Task goal: Print the entries that appear below, exactly as written and without their pictures.

-------

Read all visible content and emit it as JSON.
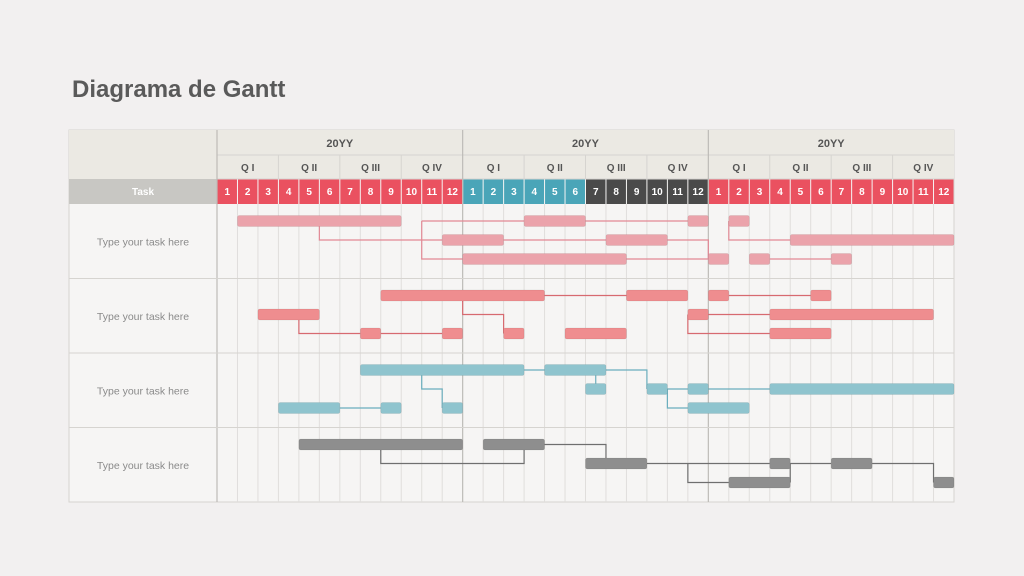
{
  "page": {
    "title": "Diagrama de Gantt"
  },
  "colors": {
    "red": "#ea5160",
    "teal": "#4aa5b8",
    "dark": "#4a4a4a",
    "pink_bar": "#eba3ab",
    "salmon_bar": "#ef8d8f",
    "teal_bar": "#8fc4ce",
    "gray_bar": "#8e8e8e",
    "header_bg": "#ebe9e3",
    "task_header_bg": "#c8c7c3"
  },
  "header": {
    "task_label": "Task",
    "years": [
      "20YY",
      "20YY",
      "20YY"
    ],
    "quarters": [
      "Q I",
      "Q II",
      "Q III",
      "Q IV"
    ],
    "months": [
      "1",
      "2",
      "3",
      "4",
      "5",
      "6",
      "7",
      "8",
      "9",
      "10",
      "11",
      "12"
    ]
  },
  "rows": [
    {
      "label": "Type your task here",
      "color_key": "pink_bar",
      "bars": [
        [
          1,
          9,
          0
        ],
        [
          15,
          18,
          0
        ],
        [
          23,
          24,
          0
        ],
        [
          25,
          26,
          0
        ],
        [
          11,
          14,
          1
        ],
        [
          19,
          22,
          1
        ],
        [
          28,
          36,
          1
        ],
        [
          12,
          20,
          2
        ],
        [
          24,
          25,
          2
        ],
        [
          26,
          27,
          2
        ],
        [
          30,
          31,
          2
        ]
      ],
      "links": [
        [
          [
            10,
            0
          ],
          [
            15,
            0
          ]
        ],
        [
          [
            18,
            0
          ],
          [
            23,
            0
          ]
        ],
        [
          [
            5,
            0
          ],
          [
            5,
            1
          ],
          [
            11,
            1
          ]
        ],
        [
          [
            25,
            0
          ],
          [
            25,
            1
          ],
          [
            28,
            1
          ]
        ],
        [
          [
            10,
            0
          ],
          [
            10,
            2
          ],
          [
            12,
            2
          ]
        ],
        [
          [
            20,
            2
          ],
          [
            24,
            2
          ]
        ],
        [
          [
            27,
            2
          ],
          [
            30,
            2
          ]
        ],
        [
          [
            14,
            1
          ],
          [
            19,
            1
          ]
        ],
        [
          [
            22,
            1
          ],
          [
            24,
            1
          ],
          [
            24,
            2
          ]
        ]
      ]
    },
    {
      "label": "Type your task here",
      "color_key": "salmon_bar",
      "bars": [
        [
          8,
          16,
          0
        ],
        [
          20,
          23,
          0
        ],
        [
          24,
          25,
          0
        ],
        [
          29,
          30,
          0
        ],
        [
          2,
          5,
          1
        ],
        [
          23,
          24,
          1
        ],
        [
          27,
          35,
          1
        ],
        [
          7,
          8,
          2
        ],
        [
          11,
          12,
          2
        ],
        [
          14,
          15,
          2
        ],
        [
          17,
          20,
          2
        ],
        [
          27,
          30,
          2
        ]
      ],
      "links": [
        [
          [
            16,
            0
          ],
          [
            20,
            0
          ]
        ],
        [
          [
            25,
            0
          ],
          [
            29,
            0
          ]
        ],
        [
          [
            12,
            0
          ],
          [
            12,
            1
          ],
          [
            14,
            1
          ],
          [
            14,
            2
          ]
        ],
        [
          [
            4,
            1
          ],
          [
            4,
            2
          ],
          [
            7,
            2
          ]
        ],
        [
          [
            8,
            2
          ],
          [
            11,
            2
          ]
        ],
        [
          [
            24,
            1
          ],
          [
            27,
            1
          ]
        ],
        [
          [
            23,
            1
          ],
          [
            23,
            2
          ],
          [
            27,
            2
          ]
        ]
      ]
    },
    {
      "label": "Type your task here",
      "color_key": "teal_bar",
      "bars": [
        [
          7,
          15,
          0
        ],
        [
          16,
          19,
          0
        ],
        [
          18,
          19,
          1
        ],
        [
          21,
          22,
          1
        ],
        [
          23,
          24,
          1
        ],
        [
          27,
          36,
          1
        ],
        [
          3,
          6,
          2
        ],
        [
          8,
          9,
          2
        ],
        [
          11,
          12,
          2
        ],
        [
          23,
          26,
          2
        ]
      ],
      "links": [
        [
          [
            15,
            0
          ],
          [
            16,
            0
          ]
        ],
        [
          [
            19,
            0
          ],
          [
            21,
            0
          ],
          [
            21,
            1
          ]
        ],
        [
          [
            22,
            1
          ],
          [
            23,
            1
          ]
        ],
        [
          [
            24,
            1
          ],
          [
            27,
            1
          ]
        ],
        [
          [
            6,
            2
          ],
          [
            8,
            2
          ]
        ],
        [
          [
            10,
            0
          ],
          [
            10,
            1
          ],
          [
            11,
            1
          ],
          [
            11,
            2
          ]
        ],
        [
          [
            22,
            1
          ],
          [
            22,
            2
          ],
          [
            23,
            2
          ]
        ],
        [
          [
            18.5,
            0
          ],
          [
            18.5,
            1
          ]
        ]
      ]
    },
    {
      "label": "Type your task here",
      "color_key": "gray_bar",
      "bars": [
        [
          4,
          12,
          0
        ],
        [
          13,
          16,
          0
        ],
        [
          18,
          21,
          1
        ],
        [
          27,
          28,
          1
        ],
        [
          30,
          32,
          1
        ],
        [
          25,
          28,
          2
        ],
        [
          35,
          36,
          2
        ]
      ],
      "links": [
        [
          [
            8,
            0
          ],
          [
            8,
            1
          ],
          [
            15,
            1
          ],
          [
            15,
            0
          ]
        ],
        [
          [
            16,
            0
          ],
          [
            19,
            0
          ],
          [
            19,
            1
          ]
        ],
        [
          [
            21,
            1
          ],
          [
            27,
            1
          ]
        ],
        [
          [
            28,
            1
          ],
          [
            30,
            1
          ]
        ],
        [
          [
            32,
            1
          ],
          [
            35,
            1
          ],
          [
            35,
            2
          ]
        ],
        [
          [
            23,
            1
          ],
          [
            23,
            2
          ],
          [
            25,
            2
          ]
        ],
        [
          [
            28,
            2
          ],
          [
            28,
            1
          ]
        ]
      ]
    }
  ]
}
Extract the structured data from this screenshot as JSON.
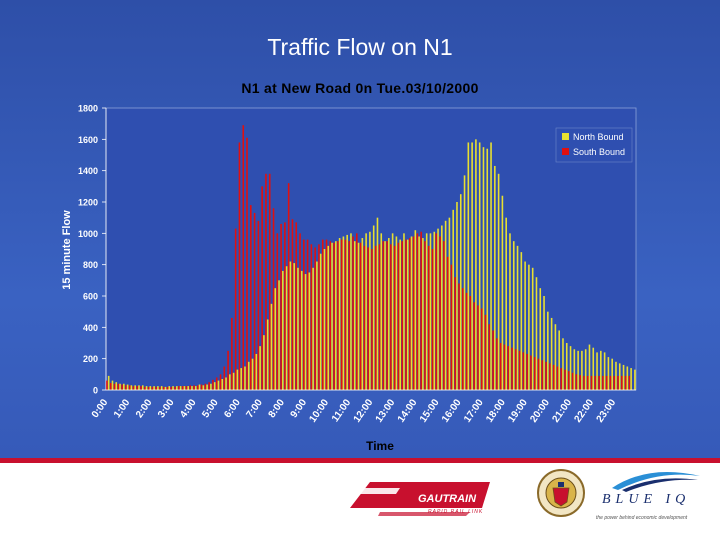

-------

Output for this exercise:
Read all visible content and emit it as JSON.
{
  "page": {
    "title": "Diagrama de Gantt"
  },
  "colors": {
    "red": "#ea5160",
    "teal": "#4aa5b8",
    "dark": "#4a4a4a",
    "pink_bar": "#eba3ab",
    "salmon_bar": "#ef8d8f",
    "teal_bar": "#8fc4ce",
    "gray_bar": "#8e8e8e",
    "header_bg": "#ebe9e3",
    "task_header_bg": "#c8c7c3"
  },
  "header": {
    "task_label": "Task",
    "years": [
      "20YY",
      "20YY",
      "20YY"
    ],
    "quarters": [
      "Q I",
      "Q II",
      "Q III",
      "Q IV"
    ],
    "months": [
      "1",
      "2",
      "3",
      "4",
      "5",
      "6",
      "7",
      "8",
      "9",
      "10",
      "11",
      "12"
    ]
  },
  "rows": [
    {
      "label": "Type your task here",
      "color_key": "pink_bar",
      "bars": [
        [
          1,
          9,
          0
        ],
        [
          15,
          18,
          0
        ],
        [
          23,
          24,
          0
        ],
        [
          25,
          26,
          0
        ],
        [
          11,
          14,
          1
        ],
        [
          19,
          22,
          1
        ],
        [
          28,
          36,
          1
        ],
        [
          12,
          20,
          2
        ],
        [
          24,
          25,
          2
        ],
        [
          26,
          27,
          2
        ],
        [
          30,
          31,
          2
        ]
      ],
      "links": [
        [
          [
            10,
            0
          ],
          [
            15,
            0
          ]
        ],
        [
          [
            18,
            0
          ],
          [
            23,
            0
          ]
        ],
        [
          [
            5,
            0
          ],
          [
            5,
            1
          ],
          [
            11,
            1
          ]
        ],
        [
          [
            25,
            0
          ],
          [
            25,
            1
          ],
          [
            28,
            1
          ]
        ],
        [
          [
            10,
            0
          ],
          [
            10,
            2
          ],
          [
            12,
            2
          ]
        ],
        [
          [
            20,
            2
          ],
          [
            24,
            2
          ]
        ],
        [
          [
            27,
            2
          ],
          [
            30,
            2
          ]
        ],
        [
          [
            14,
            1
          ],
          [
            19,
            1
          ]
        ],
        [
          [
            22,
            1
          ],
          [
            24,
            1
          ],
          [
            24,
            2
          ]
        ]
      ]
    },
    {
      "label": "Type your task here",
      "color_key": "salmon_bar",
      "bars": [
        [
          8,
          16,
          0
        ],
        [
          20,
          23,
          0
        ],
        [
          24,
          25,
          0
        ],
        [
          29,
          30,
          0
        ],
        [
          2,
          5,
          1
        ],
        [
          23,
          24,
          1
        ],
        [
          27,
          35,
          1
        ],
        [
          7,
          8,
          2
        ],
        [
          11,
          12,
          2
        ],
        [
          14,
          15,
          2
        ],
        [
          17,
          20,
          2
        ],
        [
          27,
          30,
          2
        ]
      ],
      "links": [
        [
          [
            16,
            0
          ],
          [
            20,
            0
          ]
        ],
        [
          [
            25,
            0
          ],
          [
            29,
            0
          ]
        ],
        [
          [
            12,
            0
          ],
          [
            12,
            1
          ],
          [
            14,
            1
          ],
          [
            14,
            2
          ]
        ],
        [
          [
            4,
            1
          ],
          [
            4,
            2
          ],
          [
            7,
            2
          ]
        ],
        [
          [
            8,
            2
          ],
          [
            11,
            2
          ]
        ],
        [
          [
            24,
            1
          ],
          [
            27,
            1
          ]
        ],
        [
          [
            23,
            1
          ],
          [
            23,
            2
          ],
          [
            27,
            2
          ]
        ]
      ]
    },
    {
      "label": "Type your task here",
      "color_key": "teal_bar",
      "bars": [
        [
          7,
          15,
          0
        ],
        [
          16,
          19,
          0
        ],
        [
          18,
          19,
          1
        ],
        [
          21,
          22,
          1
        ],
        [
          23,
          24,
          1
        ],
        [
          27,
          36,
          1
        ],
        [
          3,
          6,
          2
        ],
        [
          8,
          9,
          2
        ],
        [
          11,
          12,
          2
        ],
        [
          23,
          26,
          2
        ]
      ],
      "links": [
        [
          [
            15,
            0
          ],
          [
            16,
            0
          ]
        ],
        [
          [
            19,
            0
          ],
          [
            21,
            0
          ],
          [
            21,
            1
          ]
        ],
        [
          [
            22,
            1
          ],
          [
            23,
            1
          ]
        ],
        [
          [
            24,
            1
          ],
          [
            27,
            1
          ]
        ],
        [
          [
            6,
            2
          ],
          [
            8,
            2
          ]
        ],
        [
          [
            10,
            0
          ],
          [
            10,
            1
          ],
          [
            11,
            1
          ],
          [
            11,
            2
          ]
        ],
        [
          [
            22,
            1
          ],
          [
            22,
            2
          ],
          [
            23,
            2
          ]
        ],
        [
          [
            18.5,
            0
          ],
          [
            18.5,
            1
          ]
        ]
      ]
    },
    {
      "label": "Type your task here",
      "color_key": "gray_bar",
      "bars": [
        [
          4,
          12,
          0
        ],
        [
          13,
          16,
          0
        ],
        [
          18,
          21,
          1
        ],
        [
          27,
          28,
          1
        ],
        [
          30,
          32,
          1
        ],
        [
          25,
          28,
          2
        ],
        [
          35,
          36,
          2
        ]
      ],
      "links": [
        [
          [
            8,
            0
          ],
          [
            8,
            1
          ],
          [
            15,
            1
          ],
          [
            15,
            0
          ]
        ],
        [
          [
            16,
            0
          ],
          [
            19,
            0
          ],
          [
            19,
            1
          ]
        ],
        [
          [
            21,
            1
          ],
          [
            27,
            1
          ]
        ],
        [
          [
            28,
            1
          ],
          [
            30,
            1
          ]
        ],
        [
          [
            32,
            1
          ],
          [
            35,
            1
          ],
          [
            35,
            2
          ]
        ],
        [
          [
            23,
            1
          ],
          [
            23,
            2
          ],
          [
            25,
            2
          ]
        ],
        [
          [
            28,
            2
          ],
          [
            28,
            1
          ]
        ]
      ]
    }
  ]
}
Extract the structured data from this screenshot as JSON.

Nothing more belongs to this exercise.